__Goals__
(1) Answer these questions using the debt avalanche passage.
(a) How many steps does the method lay out?
(b) Which essential expenses are named?
(c) After the debt with the highest interest is paid in full, which loan receives the additional payment?
(2) Write out the debt avalanche passage from "The debt avalanche" up to and including "the highest rate.".

__Source extract__
begin

The debt avalanche method is a popular choice because it’s easy to apply and doesn’t require assistance from a financial expert. You can start by working your way through the six steps detailed below.

1
Calculate your monthly disposable income

After you’ve paid your essential expenses — food, rent, utilities, etc. — how much money is remaining? This is your disposable income which can be used for debt repayment.

2
List your existing debts

Create a list of all your debts, no matter how small they may be. When you have noted everything, arrange them according to their interest rates. Your disposable income should be applied to the loan with the highest rate.

3
Review your monthly minimums

Your debts have payment deadlines and monthly expenses. Review these details and add them to your list of debts.

4
Assess your leftover funds

Once you’ve paid your monthly expenses, assess how much of your disposable income is left. This amount can be used as an additional payment for your debt with the highest interest.

5
Pay the first debt in full

Repeat the process above each month until you've paid the debt with the highest interest in full. You can then use the amount you used to pay as an additional payment for the loan with the second-highest interest rate.

6
Repeat the process

Continue this process until you’ve paid off your second debt in full. You will keep working this same process until you’ve paid off your debt with the lowest interest rate and have paid your debts off completely.

end

__Material shown__
begin

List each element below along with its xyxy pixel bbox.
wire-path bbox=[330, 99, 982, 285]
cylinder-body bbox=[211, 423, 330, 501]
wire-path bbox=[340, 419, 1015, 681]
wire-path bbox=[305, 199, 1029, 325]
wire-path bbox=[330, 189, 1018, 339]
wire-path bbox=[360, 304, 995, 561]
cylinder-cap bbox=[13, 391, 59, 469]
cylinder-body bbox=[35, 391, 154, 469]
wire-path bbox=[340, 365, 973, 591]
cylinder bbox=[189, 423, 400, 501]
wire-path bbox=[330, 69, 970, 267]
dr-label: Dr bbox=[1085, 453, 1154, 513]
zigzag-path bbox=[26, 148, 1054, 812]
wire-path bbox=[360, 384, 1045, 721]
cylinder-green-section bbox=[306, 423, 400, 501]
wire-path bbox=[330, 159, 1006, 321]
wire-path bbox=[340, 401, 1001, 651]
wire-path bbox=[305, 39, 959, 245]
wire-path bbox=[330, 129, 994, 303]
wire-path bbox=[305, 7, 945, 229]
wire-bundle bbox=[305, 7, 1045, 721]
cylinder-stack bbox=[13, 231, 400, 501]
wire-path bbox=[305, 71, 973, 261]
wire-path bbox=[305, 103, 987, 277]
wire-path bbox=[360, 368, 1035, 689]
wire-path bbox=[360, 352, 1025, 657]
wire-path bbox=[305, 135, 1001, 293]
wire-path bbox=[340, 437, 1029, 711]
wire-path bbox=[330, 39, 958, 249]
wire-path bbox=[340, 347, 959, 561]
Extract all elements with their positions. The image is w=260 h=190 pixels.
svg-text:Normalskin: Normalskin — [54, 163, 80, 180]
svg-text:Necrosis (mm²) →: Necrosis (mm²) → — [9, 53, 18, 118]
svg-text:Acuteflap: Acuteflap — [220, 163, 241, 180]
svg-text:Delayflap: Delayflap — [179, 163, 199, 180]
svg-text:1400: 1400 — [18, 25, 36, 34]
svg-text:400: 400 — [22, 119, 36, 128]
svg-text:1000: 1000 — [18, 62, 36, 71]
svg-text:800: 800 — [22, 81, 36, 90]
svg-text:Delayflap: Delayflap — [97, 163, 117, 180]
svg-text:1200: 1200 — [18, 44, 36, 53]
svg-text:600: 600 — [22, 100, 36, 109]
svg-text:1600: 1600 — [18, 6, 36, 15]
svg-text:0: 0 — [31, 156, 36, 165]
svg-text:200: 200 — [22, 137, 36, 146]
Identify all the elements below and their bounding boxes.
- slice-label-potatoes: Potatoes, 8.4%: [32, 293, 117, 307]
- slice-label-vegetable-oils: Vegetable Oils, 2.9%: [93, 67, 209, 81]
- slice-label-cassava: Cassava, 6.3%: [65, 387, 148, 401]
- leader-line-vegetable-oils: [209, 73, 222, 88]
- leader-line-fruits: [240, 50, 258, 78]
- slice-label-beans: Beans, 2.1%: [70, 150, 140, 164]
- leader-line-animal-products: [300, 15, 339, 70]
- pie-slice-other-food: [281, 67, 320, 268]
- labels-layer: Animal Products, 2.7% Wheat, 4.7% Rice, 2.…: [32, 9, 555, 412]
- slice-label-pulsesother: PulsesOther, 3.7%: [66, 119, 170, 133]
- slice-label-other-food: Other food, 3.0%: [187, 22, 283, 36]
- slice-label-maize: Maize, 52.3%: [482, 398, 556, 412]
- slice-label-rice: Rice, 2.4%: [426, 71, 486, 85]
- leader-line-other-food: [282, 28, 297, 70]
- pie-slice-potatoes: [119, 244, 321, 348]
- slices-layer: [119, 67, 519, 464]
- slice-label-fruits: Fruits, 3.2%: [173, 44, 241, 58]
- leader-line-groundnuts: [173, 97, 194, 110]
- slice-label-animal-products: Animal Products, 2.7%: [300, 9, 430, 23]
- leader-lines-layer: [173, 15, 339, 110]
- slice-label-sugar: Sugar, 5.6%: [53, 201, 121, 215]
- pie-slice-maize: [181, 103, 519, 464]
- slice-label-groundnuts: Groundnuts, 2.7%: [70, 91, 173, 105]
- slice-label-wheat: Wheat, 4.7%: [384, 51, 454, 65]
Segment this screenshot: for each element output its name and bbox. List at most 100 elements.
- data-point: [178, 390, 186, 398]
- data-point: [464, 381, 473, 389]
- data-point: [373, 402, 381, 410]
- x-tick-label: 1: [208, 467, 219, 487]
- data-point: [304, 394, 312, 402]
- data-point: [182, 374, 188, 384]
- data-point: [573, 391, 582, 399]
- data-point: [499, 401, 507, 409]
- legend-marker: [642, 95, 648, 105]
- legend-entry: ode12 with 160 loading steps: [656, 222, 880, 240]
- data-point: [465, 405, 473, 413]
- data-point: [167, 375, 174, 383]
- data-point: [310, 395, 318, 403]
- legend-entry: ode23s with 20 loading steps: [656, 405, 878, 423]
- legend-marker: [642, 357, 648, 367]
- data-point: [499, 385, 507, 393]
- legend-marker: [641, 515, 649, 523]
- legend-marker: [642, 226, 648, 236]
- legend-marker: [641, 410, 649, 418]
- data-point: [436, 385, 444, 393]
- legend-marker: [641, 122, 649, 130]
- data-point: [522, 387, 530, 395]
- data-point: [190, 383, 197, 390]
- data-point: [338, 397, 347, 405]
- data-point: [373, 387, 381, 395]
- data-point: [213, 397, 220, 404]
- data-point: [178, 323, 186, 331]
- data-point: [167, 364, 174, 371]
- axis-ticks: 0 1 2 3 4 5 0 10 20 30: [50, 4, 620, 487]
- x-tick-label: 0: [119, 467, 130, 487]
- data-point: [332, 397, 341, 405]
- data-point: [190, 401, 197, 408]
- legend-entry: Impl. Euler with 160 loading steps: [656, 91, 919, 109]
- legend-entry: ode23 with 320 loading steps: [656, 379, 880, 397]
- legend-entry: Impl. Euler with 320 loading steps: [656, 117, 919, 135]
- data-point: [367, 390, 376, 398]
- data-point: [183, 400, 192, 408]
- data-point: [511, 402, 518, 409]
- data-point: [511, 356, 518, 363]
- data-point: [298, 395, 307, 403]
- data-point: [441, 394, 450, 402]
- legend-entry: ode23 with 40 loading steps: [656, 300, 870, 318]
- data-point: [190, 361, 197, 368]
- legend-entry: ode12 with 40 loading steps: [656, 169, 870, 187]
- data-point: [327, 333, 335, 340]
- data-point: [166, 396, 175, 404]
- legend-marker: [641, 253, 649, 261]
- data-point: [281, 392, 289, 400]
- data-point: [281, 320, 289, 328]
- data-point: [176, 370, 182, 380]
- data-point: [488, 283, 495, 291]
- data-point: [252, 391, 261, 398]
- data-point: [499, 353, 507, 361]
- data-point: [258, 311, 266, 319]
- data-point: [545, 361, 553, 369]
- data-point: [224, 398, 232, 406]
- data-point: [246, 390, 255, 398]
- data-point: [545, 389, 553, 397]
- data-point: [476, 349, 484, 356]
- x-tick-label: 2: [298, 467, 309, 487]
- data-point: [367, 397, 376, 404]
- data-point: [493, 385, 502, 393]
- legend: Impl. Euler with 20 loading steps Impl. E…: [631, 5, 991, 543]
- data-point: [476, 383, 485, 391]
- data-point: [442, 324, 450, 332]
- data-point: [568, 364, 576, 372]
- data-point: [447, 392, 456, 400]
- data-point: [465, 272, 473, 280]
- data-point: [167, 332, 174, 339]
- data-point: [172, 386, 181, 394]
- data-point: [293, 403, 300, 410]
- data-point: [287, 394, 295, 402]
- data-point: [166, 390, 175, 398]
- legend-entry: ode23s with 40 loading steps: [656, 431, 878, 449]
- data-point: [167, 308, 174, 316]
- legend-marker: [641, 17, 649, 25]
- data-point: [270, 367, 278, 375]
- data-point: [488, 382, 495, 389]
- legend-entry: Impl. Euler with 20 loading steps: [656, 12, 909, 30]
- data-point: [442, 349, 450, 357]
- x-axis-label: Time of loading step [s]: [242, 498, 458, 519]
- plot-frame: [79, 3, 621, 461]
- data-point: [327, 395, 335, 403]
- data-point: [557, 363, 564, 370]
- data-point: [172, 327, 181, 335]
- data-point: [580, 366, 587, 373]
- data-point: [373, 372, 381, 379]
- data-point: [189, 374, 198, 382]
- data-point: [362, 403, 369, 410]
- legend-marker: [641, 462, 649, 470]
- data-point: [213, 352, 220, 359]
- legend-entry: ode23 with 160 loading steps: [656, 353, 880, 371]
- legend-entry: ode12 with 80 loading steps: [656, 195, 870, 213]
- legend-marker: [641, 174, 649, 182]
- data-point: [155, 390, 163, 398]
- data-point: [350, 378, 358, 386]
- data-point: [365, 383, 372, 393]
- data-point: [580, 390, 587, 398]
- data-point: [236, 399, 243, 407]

end

__Worked solutions__
(1)
(a) Six.
(b) Food, rent and utilities.
(c) The loan with the second-highest interest rate.

(2)
The debt avalanche method is a popular choice because it’s easy to apply and doesn’t require assistance from a financial expert. You can start by working your way through the six steps detailed below.

1
Calculate your monthly disposable income

After you’ve paid your essential expenses — food, rent, utilities, etc. — how much money is remaining? This is your disposable income which can be used for debt repayment.

2
List your existing debts

Create a list of all your debts, no matter how small they may be. When you have noted everything, arrange them according to their interest rates. Your disposable income should be applied to the loan with the highest rate.